DATA LINES:
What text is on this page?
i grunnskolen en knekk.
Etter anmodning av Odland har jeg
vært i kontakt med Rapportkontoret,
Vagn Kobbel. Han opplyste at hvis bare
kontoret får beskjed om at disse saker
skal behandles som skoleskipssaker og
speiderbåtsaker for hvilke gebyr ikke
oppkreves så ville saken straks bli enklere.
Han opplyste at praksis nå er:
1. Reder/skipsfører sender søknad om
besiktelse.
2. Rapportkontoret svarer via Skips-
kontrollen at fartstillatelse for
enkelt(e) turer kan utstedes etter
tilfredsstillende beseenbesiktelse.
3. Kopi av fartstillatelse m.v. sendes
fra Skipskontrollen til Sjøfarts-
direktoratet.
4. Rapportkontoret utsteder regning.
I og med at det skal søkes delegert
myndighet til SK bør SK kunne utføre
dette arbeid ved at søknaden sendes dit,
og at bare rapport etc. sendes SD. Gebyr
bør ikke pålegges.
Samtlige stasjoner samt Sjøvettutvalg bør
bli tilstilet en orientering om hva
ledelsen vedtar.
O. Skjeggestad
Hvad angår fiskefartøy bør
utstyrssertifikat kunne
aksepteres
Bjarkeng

EXERCISE PROMPT:
Locate each line containing the string "bare" and show it.

COMPLETE OUTPUT:
Vagn Kobbel. Han opplyste at hvis bare
og at bare rapport etc. sendes SD. Gebyr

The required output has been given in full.